What is needed: Do not include the pictures; repeat the rest of the data exactly.

Provided entries:
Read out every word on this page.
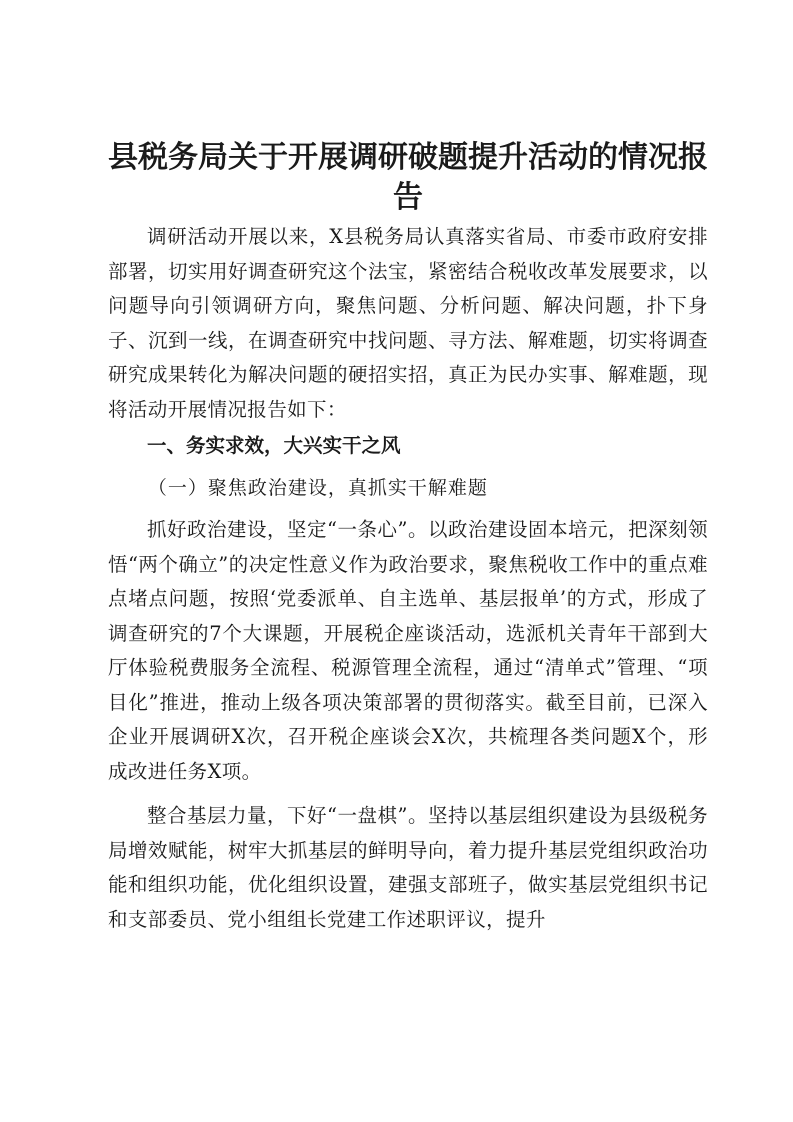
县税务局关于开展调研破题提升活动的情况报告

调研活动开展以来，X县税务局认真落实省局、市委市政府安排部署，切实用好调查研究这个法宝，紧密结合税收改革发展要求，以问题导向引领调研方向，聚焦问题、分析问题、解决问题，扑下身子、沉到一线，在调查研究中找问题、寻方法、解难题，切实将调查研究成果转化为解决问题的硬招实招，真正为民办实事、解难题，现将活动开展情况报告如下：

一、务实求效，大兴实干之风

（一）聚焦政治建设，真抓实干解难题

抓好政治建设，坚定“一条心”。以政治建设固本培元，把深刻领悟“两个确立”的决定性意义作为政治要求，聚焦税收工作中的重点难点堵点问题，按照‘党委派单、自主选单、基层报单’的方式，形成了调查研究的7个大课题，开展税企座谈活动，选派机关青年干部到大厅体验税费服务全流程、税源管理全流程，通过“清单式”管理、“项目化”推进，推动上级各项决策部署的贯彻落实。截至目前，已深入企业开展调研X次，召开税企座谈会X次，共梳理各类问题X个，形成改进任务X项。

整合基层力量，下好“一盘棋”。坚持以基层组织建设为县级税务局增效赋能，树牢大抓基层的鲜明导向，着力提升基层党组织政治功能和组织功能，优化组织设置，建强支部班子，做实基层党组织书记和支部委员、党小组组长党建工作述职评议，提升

Final result:
Read out every word on this page.
县税务局关于开展调研破题提升活动的情况报告

调研活动开展以来，X县税务局认真落实省局、市委市政府安排部署，切实用好调查研究这个法宝，紧密结合税收改革发展要求，以问题导向引领调研方向，聚焦问题、分析问题、解决问题，扑下身子、沉到一线，在调查研究中找问题、寻方法、解难题，切实将调查研究成果转化为解决问题的硬招实招，真正为民办实事、解难题，现将活动开展情况报告如下：

一、务实求效，大兴实干之风

（一）聚焦政治建设，真抓实干解难题

抓好政治建设，坚定“一条心”。以政治建设固本培元，把深刻领悟“两个确立”的决定性意义作为政治要求，聚焦税收工作中的重点难点堵点问题，按照‘党委派单、自主选单、基层报单’的方式，形成了调查研究的7个大课题，开展税企座谈活动，选派机关青年干部到大厅体验税费服务全流程、税源管理全流程，通过“清单式”管理、“项目化”推进，推动上级各项决策部署的贯彻落实。截至目前，已深入企业开展调研X次，召开税企座谈会X次，共梳理各类问题X个，形成改进任务X项。

整合基层力量，下好“一盘棋”。坚持以基层组织建设为县级税务局增效赋能，树牢大抓基层的鲜明导向，着力提升基层党组织政治功能和组织功能，优化组织设置，建强支部班子，做实基层党组织书记和支部委员、党小组组长党建工作述职评议，提升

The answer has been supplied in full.